**Challenges**
#1 In the book reviews below, about how much did Stephen King earn per year as a teacher?
#2 Pick up the book reviews below right after their final sentence and keep writing.

**Text provided**

..............................

The book is based off Joseph Campbell’s ‘Hero with a Thousand Faces’ and it does heavily reference films, as it is a source for beginning scriptwriters. However, it is not without merit for any other kind of writer as well. Vogler has provided a movable list of ideas that can be plot markers within a story to help propel it to the next act or chapter. Often a writer can get very stilted in a myriad of ideas without being sure which thread is the best for the plot, not necessarily for the characters, this book has helped me to move past my uncertainties and realise I know where the characters need to go next, it’s just up to me to write them getting there.

I could talk endlessly about this book, but I won’t. There are some low-star reviews on goodreads for it, I understand some feel it’s a ripped-off, dumbed-down version of Campbell’s book, but depending on what you’re looking for the book to give you, you’ll probably find it. It’s not a quick-fix manual, nor is it a cheat-sheet in writing a bestseller, Vogler is completely aware that many of his suggested steps aren’t needed or can go in virtually any order, plus rules are made to be broken. For me, this book was about giving me ideas, supporting my ideas I already had, and helping me find the thread I wanted to follow will still paying some heed to Classical narratives.

Still recommend this book!


On Writing – Stephen King

I love this book so much, I bought it TWICE!

I have the hardback copy, somewhere and I read about a third of it a few years ago, but still in the throes of uni I put it down and moved house too many times to remember where it was. Alas, I bought a new version on kindle, simply because I’ve gone too long on my current course without being able to quote from it. And oh, is it worth the quotes!

There is something unassuming about Stephen King, when you read his fiction you might imagine a dark, brooding figure, deliberately hiding himself from the outside world; pondering on his dark thoughts and making a conscious effort to scramble his readers brains, but he’s not. He’s an ordinary guy who worked his arse off to get to be one of the greatest writers of our generation. He talks candidly about how writing was always a part of his life, as a child, and beyond, but the need to provide financially for his young family meant he had to get a ‘real job’ as an English teacher. He doesn’t diminish this career path at all, nor talks about it interfering in anything – it was a pretty great job at the time – the problem (and his wake up call) was that he could quite easily pass thirty years away being a high school English teacher, all the while having that unfinished manuscript in his bottom desk drawer – like almost every other high school English teacher. The thought scared him into action, and from it came Carrie. Mixed influences from 70s sci-fi, telekinesis, tragic young suicides and tragic young misfits from his own school days, and a time working in a girls bathroom and noticing the tampon dispenser all eventually blended together to form Carrie… Eventually bringing in an advance of around $400,000, hundreds of times more than his yearly teaching salary of around $6,000.

..............................

**Data extract**

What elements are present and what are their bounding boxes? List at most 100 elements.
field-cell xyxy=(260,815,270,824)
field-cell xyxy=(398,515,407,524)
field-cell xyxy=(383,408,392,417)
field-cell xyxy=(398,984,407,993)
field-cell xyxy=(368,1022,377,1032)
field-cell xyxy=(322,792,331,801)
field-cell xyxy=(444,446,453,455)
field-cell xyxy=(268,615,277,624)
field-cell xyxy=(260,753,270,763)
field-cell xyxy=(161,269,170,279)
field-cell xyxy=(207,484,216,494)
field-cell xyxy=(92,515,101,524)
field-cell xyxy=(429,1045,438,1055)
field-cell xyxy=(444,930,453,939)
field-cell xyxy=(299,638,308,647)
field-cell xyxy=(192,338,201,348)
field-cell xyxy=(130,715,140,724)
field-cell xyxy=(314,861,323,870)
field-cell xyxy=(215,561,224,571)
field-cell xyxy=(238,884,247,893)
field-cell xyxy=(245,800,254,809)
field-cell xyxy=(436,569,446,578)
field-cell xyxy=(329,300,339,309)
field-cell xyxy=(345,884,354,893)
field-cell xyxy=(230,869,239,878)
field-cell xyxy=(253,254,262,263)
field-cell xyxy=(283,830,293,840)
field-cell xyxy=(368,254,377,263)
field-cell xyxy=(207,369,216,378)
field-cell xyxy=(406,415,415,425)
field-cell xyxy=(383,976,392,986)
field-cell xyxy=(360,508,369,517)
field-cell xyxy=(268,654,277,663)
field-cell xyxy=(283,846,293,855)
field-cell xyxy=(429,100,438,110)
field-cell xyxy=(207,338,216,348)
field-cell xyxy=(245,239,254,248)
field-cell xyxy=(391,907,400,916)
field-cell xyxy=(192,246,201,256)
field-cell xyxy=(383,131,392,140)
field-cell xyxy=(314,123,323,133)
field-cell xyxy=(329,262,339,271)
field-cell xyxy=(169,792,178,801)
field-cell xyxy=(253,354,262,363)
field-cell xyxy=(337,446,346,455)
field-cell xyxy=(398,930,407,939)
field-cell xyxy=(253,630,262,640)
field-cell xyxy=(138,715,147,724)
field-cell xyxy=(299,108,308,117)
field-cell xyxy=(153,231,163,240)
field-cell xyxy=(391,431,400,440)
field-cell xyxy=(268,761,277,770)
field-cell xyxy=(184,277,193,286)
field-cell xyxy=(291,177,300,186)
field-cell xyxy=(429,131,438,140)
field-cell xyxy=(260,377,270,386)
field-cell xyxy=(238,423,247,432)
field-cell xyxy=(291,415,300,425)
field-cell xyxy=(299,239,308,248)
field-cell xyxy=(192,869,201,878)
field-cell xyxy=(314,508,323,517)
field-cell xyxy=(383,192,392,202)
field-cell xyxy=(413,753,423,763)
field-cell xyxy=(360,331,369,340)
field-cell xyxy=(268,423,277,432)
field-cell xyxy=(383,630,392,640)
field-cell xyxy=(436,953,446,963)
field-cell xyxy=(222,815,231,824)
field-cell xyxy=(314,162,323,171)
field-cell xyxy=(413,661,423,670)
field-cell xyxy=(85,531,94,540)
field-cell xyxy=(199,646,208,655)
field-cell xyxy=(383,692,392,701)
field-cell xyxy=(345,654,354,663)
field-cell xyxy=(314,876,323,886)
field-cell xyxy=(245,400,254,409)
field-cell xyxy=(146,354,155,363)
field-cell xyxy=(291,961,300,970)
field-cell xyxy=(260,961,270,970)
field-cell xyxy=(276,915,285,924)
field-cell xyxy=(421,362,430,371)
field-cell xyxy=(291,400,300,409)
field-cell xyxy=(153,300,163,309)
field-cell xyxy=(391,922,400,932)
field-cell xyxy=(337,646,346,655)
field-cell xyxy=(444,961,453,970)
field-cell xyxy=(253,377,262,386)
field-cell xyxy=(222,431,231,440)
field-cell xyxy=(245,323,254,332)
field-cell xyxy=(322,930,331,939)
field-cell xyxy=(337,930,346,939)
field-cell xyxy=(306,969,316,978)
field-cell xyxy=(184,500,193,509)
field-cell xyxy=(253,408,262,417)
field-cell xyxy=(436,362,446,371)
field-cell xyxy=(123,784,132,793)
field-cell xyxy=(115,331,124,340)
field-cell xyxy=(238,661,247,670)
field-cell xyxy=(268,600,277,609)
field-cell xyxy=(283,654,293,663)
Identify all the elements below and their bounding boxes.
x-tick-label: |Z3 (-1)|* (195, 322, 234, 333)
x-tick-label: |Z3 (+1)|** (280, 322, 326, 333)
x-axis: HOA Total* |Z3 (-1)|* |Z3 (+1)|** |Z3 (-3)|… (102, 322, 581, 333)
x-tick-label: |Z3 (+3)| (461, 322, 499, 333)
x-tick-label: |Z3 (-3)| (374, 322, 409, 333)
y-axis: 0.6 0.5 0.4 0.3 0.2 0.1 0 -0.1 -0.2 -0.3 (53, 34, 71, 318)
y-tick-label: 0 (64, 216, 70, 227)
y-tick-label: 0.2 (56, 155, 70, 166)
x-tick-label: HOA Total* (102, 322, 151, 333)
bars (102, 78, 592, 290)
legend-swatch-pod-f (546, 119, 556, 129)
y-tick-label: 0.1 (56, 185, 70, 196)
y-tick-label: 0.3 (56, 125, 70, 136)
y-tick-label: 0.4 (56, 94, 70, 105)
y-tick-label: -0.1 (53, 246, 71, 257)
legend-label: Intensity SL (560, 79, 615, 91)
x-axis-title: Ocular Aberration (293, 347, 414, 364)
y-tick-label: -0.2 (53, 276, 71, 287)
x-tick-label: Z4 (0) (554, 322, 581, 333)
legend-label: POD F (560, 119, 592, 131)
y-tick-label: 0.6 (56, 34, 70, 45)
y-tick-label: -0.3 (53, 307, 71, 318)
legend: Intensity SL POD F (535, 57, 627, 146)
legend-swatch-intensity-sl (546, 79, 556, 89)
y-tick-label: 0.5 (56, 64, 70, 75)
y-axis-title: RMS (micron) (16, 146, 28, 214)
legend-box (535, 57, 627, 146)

..............................

**The responses**
#1 Around $6,000 a year.

#2
He is clear that it was never about the money. It was about the fundamental human need to create something, and a compulsion that went deeper than everything but absorbed everything. (He mentions ‘The Shining’ and not realising that the alcoholic writer was probably himself.) He doesn’t hold back from much, he is straight up about his addictions and how they developed and to his point of seeking help. He cares greatly for his family and loves his wife without the macho concealment others use under the pretence of privacy. He cares about writing – not the bravado, not the accolades – but that writing as a skill that can be developed, if you take the time to work at it.

The best part of all is that he doesn’t plot. He rarely ever has, and feels in the times where he did, the narrative was more contrived and less spontaneous. I love this admission! This is where I started to breathe more easily, having taken one too many literature classes and a Modernism class where we discussed the superior intellect of Joyce, I became frozen and succumbed to writer’s block. How could I possibly write anything of interest when I couldn’t/didn’t want to spend an extra thousand hours weaving various literary themes and concepts through my story? Turns out Stephen King doesn’t, so neither do I. What he does suggest is many of these things will naturally appear in your work. He likens writing a novel to sculpting or excavating something which already exists. All the themes and plot are already there, it’s just a matter of how you pick it out of the soil. Therefore, his advice is upon reading the first draft, to make note of any recurring themes or motifs and to expand and flesh them out more in the second draft. Solid advice. Just get on with it, stop debating and pontificating. Just bloody write.

After all, you can’t edit a blank page.

Read this book because you’re interested in seeing the man behind the weird and fantastic, and for seeing how the writer saved the man.